- [Recorded information]
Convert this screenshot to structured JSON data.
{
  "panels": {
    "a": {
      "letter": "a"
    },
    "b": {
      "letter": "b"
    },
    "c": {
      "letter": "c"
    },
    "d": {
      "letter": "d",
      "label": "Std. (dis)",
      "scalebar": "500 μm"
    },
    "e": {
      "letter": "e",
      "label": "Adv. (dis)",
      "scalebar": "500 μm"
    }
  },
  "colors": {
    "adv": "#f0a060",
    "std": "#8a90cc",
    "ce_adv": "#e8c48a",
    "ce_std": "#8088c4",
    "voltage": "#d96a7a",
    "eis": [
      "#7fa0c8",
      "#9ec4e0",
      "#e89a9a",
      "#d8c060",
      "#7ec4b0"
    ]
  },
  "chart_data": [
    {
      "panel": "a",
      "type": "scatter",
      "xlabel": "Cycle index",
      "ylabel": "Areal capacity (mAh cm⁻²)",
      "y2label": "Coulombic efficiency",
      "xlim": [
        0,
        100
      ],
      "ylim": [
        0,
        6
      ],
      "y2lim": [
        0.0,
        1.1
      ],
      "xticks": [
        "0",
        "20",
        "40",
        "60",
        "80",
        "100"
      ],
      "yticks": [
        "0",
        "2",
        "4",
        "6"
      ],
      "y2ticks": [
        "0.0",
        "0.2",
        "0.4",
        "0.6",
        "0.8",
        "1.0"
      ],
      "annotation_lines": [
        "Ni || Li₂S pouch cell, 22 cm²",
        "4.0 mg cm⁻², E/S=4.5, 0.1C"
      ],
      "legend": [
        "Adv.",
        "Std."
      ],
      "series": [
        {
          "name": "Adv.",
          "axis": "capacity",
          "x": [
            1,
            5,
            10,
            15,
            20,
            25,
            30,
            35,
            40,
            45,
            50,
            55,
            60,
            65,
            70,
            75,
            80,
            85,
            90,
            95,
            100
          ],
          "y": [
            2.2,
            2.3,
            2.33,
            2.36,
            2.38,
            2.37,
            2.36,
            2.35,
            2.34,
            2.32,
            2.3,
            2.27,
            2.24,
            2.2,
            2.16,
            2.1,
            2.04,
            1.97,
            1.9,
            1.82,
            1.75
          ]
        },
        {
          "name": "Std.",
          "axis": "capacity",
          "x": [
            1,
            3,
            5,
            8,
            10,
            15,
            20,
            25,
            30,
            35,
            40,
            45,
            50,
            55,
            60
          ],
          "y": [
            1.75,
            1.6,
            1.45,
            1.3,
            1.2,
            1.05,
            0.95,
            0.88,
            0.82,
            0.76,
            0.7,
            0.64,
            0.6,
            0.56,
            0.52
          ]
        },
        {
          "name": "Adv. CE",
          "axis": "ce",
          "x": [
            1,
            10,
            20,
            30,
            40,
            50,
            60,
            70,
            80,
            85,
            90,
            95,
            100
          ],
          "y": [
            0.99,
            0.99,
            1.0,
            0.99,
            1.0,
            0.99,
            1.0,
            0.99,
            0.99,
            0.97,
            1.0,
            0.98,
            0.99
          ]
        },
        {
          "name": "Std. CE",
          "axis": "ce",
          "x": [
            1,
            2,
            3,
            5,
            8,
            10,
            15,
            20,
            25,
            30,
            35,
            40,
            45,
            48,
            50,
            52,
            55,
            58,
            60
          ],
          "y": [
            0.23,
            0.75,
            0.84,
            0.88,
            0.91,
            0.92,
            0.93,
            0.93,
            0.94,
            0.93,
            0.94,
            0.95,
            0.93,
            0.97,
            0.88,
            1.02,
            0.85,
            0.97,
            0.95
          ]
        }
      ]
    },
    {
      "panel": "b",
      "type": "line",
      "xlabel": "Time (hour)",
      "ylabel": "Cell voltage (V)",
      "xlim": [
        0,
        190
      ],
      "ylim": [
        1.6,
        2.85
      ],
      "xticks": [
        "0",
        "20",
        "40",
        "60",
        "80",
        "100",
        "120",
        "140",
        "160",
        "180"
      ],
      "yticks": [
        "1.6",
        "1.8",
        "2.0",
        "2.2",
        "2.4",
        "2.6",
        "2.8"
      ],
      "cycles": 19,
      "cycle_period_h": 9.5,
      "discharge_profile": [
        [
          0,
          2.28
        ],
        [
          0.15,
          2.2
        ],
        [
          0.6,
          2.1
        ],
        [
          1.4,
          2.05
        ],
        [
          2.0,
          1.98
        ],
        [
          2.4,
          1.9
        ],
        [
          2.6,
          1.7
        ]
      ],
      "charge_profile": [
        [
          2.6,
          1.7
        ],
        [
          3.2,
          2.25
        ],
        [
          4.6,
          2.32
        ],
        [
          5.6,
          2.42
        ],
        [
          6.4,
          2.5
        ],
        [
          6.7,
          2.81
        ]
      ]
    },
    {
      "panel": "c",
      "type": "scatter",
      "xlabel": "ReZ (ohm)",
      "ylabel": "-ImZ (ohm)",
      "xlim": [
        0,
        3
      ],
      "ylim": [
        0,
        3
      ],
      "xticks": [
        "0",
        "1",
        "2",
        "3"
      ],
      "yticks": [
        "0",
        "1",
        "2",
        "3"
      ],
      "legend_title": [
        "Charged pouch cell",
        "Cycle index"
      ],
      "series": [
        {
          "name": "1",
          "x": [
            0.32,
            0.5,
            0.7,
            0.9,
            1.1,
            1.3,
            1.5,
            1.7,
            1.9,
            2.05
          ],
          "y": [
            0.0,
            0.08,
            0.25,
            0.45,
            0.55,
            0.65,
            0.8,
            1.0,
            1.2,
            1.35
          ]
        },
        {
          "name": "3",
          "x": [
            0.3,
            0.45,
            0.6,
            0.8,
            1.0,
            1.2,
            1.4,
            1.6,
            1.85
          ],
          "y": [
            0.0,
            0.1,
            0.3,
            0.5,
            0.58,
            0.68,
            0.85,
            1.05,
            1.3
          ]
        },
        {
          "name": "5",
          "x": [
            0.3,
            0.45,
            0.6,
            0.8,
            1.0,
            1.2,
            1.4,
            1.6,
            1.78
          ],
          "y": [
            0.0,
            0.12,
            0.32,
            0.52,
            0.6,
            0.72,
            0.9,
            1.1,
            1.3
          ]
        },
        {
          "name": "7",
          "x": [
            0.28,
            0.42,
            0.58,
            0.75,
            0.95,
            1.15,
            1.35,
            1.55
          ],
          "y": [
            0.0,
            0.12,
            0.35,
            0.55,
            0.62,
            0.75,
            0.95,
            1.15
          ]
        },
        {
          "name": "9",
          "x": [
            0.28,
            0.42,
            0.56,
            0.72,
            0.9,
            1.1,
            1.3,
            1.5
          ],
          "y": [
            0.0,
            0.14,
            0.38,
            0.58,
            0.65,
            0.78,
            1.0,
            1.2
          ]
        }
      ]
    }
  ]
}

- [Aim] Return all of the data precisely as it appears.

- [Solution]
Convert this screenshot to structured JSON data.
{
  "panels": {
    "a": {
      "letter": "a"
    },
    "b": {
      "letter": "b"
    },
    "c": {
      "letter": "c"
    },
    "d": {
      "letter": "d",
      "label": "Std. (dis)",
      "scalebar": "500 μm"
    },
    "e": {
      "letter": "e",
      "label": "Adv. (dis)",
      "scalebar": "500 μm"
    }
  },
  "colors": {
    "adv": "#f0a060",
    "std": "#8a90cc",
    "ce_adv": "#e8c48a",
    "ce_std": "#8088c4",
    "voltage": "#d96a7a",
    "eis": [
      "#7fa0c8",
      "#9ec4e0",
      "#e89a9a",
      "#d8c060",
      "#7ec4b0"
    ]
  },
  "chart_data": [
    {
      "panel": "a",
      "type": "scatter",
      "xlabel": "Cycle index",
      "ylabel": "Areal capacity (mAh cm⁻²)",
      "y2label": "Coulombic efficiency",
      "xlim": [
        0,
        100
      ],
      "ylim": [
        0,
        6
      ],
      "y2lim": [
        0.0,
        1.1
      ],
      "xticks": [
        "0",
        "20",
        "40",
        "60",
        "80",
        "100"
      ],
      "yticks": [
        "0",
        "2",
        "4",
        "6"
      ],
      "y2ticks": [
        "0.0",
        "0.2",
        "0.4",
        "0.6",
        "0.8",
        "1.0"
      ],
      "annotation_lines": [
        "Ni || Li₂S pouch cell, 22 cm²",
        "4.0 mg cm⁻², E/S=4.5, 0.1C"
      ],
      "legend": [
        "Adv.",
        "Std."
      ],
      "series": [
        {
          "name": "Adv.",
          "axis": "capacity",
          "x": [
            1,
            5,
            10,
            15,
            20,
            25,
            30,
            35,
            40,
            45,
            50,
            55,
            60,
            65,
            70,
            75,
            80,
            85,
            90,
            95,
            100
          ],
          "y": [
            2.2,
            2.3,
            2.33,
            2.36,
            2.38,
            2.37,
            2.36,
            2.35,
            2.34,
            2.32,
            2.3,
            2.27,
            2.24,
            2.2,
            2.16,
            2.1,
            2.04,
            1.97,
            1.9,
            1.82,
            1.75
          ]
        },
        {
          "name": "Std.",
          "axis": "capacity",
          "x": [
            1,
            3,
            5,
            8,
            10,
            15,
            20,
            25,
            30,
            35,
            40,
            45,
            50,
            55,
            60
          ],
          "y": [
            1.75,
            1.6,
            1.45,
            1.3,
            1.2,
            1.05,
            0.95,
            0.88,
            0.82,
            0.76,
            0.7,
            0.64,
            0.6,
            0.56,
            0.52
          ]
        },
        {
          "name": "Adv. CE",
          "axis": "ce",
          "x": [
            1,
            10,
            20,
            30,
            40,
            50,
            60,
            70,
            80,
            85,
            90,
            95,
            100
          ],
          "y": [
            0.99,
            0.99,
            1.0,
            0.99,
            1.0,
            0.99,
            1.0,
            0.99,
            0.99,
            0.97,
            1.0,
            0.98,
            0.99
          ]
        },
        {
          "name": "Std. CE",
          "axis": "ce",
          "x": [
            1,
            2,
            3,
            5,
            8,
            10,
            15,
            20,
            25,
            30,
            35,
            40,
            45,
            48,
            50,
            52,
            55,
            58,
            60
          ],
          "y": [
            0.23,
            0.75,
            0.84,
            0.88,
            0.91,
            0.92,
            0.93,
            0.93,
            0.94,
            0.93,
            0.94,
            0.95,
            0.93,
            0.97,
            0.88,
            1.02,
            0.85,
            0.97,
            0.95
          ]
        }
      ]
    },
    {
      "panel": "b",
      "type": "line",
      "xlabel": "Time (hour)",
      "ylabel": "Cell voltage (V)",
      "xlim": [
        0,
        190
      ],
      "ylim": [
        1.6,
        2.85
      ],
      "xticks": [
        "0",
        "20",
        "40",
        "60",
        "80",
        "100",
        "120",
        "140",
        "160",
        "180"
      ],
      "yticks": [
        "1.6",
        "1.8",
        "2.0",
        "2.2",
        "2.4",
        "2.6",
        "2.8"
      ],
      "cycles": 19,
      "cycle_period_h": 9.5,
      "discharge_profile": [
        [
          0,
          2.28
        ],
        [
          0.15,
          2.2
        ],
        [
          0.6,
          2.1
        ],
        [
          1.4,
          2.05
        ],
        [
          2.0,
          1.98
        ],
        [
          2.4,
          1.9
        ],
        [
          2.6,
          1.7
        ]
      ],
      "charge_profile": [
        [
          2.6,
          1.7
        ],
        [
          3.2,
          2.25
        ],
        [
          4.6,
          2.32
        ],
        [
          5.6,
          2.42
        ],
        [
          6.4,
          2.5
        ],
        [
          6.7,
          2.81
        ]
      ]
    },
    {
      "panel": "c",
      "type": "scatter",
      "xlabel": "ReZ (ohm)",
      "ylabel": "-ImZ (ohm)",
      "xlim": [
        0,
        3
      ],
      "ylim": [
        0,
        3
      ],
      "xticks": [
        "0",
        "1",
        "2",
        "3"
      ],
      "yticks": [
        "0",
        "1",
        "2",
        "3"
      ],
      "legend_title": [
        "Charged pouch cell",
        "Cycle index"
      ],
      "series": [
        {
          "name": "1",
          "x": [
            0.32,
            0.5,
            0.7,
            0.9,
            1.1,
            1.3,
            1.5,
            1.7,
            1.9,
            2.05
          ],
          "y": [
            0.0,
            0.08,
            0.25,
            0.45,
            0.55,
            0.65,
            0.8,
            1.0,
            1.2,
            1.35
          ]
        },
        {
          "name": "3",
          "x": [
            0.3,
            0.45,
            0.6,
            0.8,
            1.0,
            1.2,
            1.4,
            1.6,
            1.85
          ],
          "y": [
            0.0,
            0.1,
            0.3,
            0.5,
            0.58,
            0.68,
            0.85,
            1.05,
            1.3
          ]
        },
        {
          "name": "5",
          "x": [
            0.3,
            0.45,
            0.6,
            0.8,
            1.0,
            1.2,
            1.4,
            1.6,
            1.78
          ],
          "y": [
            0.0,
            0.12,
            0.32,
            0.52,
            0.6,
            0.72,
            0.9,
            1.1,
            1.3
          ]
        },
        {
          "name": "7",
          "x": [
            0.28,
            0.42,
            0.58,
            0.75,
            0.95,
            1.15,
            1.35,
            1.55
          ],
          "y": [
            0.0,
            0.12,
            0.35,
            0.55,
            0.62,
            0.75,
            0.95,
            1.15
          ]
        },
        {
          "name": "9",
          "x": [
            0.28,
            0.42,
            0.56,
            0.72,
            0.9,
            1.1,
            1.3,
            1.5
          ],
          "y": [
            0.0,
            0.14,
            0.38,
            0.58,
            0.65,
            0.78,
            1.0,
            1.2
          ]
        }
      ]
    }
  ]
}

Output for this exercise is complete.